| YOUR OBJECTIVE |
Each line with the string "Patrick" is to be copied from the records below.

Document layout detection data:
= Beginning of Section =
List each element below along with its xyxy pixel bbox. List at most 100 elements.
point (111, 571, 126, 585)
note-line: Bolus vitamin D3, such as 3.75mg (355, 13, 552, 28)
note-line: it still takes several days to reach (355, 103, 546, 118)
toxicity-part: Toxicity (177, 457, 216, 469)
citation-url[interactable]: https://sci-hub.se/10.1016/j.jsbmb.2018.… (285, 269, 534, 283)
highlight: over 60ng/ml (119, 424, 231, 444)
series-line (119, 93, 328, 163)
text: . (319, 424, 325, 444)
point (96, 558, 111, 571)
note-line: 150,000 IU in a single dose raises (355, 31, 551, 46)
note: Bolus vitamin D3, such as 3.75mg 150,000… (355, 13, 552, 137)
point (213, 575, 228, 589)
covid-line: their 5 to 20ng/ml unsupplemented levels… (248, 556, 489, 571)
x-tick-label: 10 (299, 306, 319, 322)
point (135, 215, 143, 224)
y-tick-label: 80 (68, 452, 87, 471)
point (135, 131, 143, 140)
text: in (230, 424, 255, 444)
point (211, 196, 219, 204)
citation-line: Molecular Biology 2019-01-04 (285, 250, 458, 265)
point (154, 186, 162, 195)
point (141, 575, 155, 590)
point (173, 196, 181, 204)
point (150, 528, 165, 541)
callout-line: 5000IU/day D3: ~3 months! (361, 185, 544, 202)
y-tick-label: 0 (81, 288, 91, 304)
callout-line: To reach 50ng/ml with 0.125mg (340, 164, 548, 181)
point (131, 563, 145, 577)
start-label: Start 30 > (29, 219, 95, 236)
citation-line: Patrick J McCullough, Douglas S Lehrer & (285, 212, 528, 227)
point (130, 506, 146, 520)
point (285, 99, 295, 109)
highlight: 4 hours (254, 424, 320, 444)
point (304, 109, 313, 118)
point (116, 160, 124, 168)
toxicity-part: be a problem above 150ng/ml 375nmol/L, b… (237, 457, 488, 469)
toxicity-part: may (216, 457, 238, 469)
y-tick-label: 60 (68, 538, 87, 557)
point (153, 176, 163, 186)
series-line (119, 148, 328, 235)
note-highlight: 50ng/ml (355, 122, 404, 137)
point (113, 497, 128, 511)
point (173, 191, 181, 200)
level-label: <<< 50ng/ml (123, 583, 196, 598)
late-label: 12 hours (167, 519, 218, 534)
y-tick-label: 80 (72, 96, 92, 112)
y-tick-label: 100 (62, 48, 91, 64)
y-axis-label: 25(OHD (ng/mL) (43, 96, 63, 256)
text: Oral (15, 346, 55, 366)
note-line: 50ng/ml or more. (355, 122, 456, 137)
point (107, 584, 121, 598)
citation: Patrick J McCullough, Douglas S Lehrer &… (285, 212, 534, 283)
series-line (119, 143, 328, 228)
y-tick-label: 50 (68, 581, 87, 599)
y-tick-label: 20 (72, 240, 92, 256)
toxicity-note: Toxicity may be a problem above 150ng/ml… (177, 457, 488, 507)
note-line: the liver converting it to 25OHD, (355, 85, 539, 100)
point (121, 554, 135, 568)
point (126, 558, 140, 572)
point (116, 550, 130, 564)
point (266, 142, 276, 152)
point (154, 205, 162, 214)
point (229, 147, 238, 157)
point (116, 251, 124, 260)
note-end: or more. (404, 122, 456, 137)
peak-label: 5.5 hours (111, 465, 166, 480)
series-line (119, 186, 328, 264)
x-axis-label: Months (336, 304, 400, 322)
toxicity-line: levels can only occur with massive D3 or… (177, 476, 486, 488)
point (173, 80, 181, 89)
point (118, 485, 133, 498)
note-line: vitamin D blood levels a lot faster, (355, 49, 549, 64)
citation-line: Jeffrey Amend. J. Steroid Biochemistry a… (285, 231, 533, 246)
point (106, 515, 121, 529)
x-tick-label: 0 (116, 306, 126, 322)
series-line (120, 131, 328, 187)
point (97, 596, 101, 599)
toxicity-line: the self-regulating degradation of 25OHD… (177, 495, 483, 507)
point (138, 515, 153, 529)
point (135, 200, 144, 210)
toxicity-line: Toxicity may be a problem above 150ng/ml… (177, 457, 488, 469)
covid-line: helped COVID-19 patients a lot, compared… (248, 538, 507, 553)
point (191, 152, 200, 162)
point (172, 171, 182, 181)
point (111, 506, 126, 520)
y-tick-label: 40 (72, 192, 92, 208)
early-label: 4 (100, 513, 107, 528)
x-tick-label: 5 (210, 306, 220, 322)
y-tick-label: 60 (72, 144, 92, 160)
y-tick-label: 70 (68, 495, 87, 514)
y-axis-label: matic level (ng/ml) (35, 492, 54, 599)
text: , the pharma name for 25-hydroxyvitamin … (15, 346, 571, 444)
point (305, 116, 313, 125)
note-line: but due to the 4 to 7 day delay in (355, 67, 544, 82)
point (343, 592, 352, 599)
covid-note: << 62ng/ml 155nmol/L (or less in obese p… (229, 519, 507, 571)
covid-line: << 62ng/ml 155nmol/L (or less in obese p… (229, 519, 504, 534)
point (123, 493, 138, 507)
= End of Section =
| PROBLEM SOLUTION |
citation-line: Patrick J McCullough, Douglas S Lehrer & (285, 212, 528, 227)
citation: Patrick J McCullough, Douglas S Lehrer &… (285, 212, 534, 283)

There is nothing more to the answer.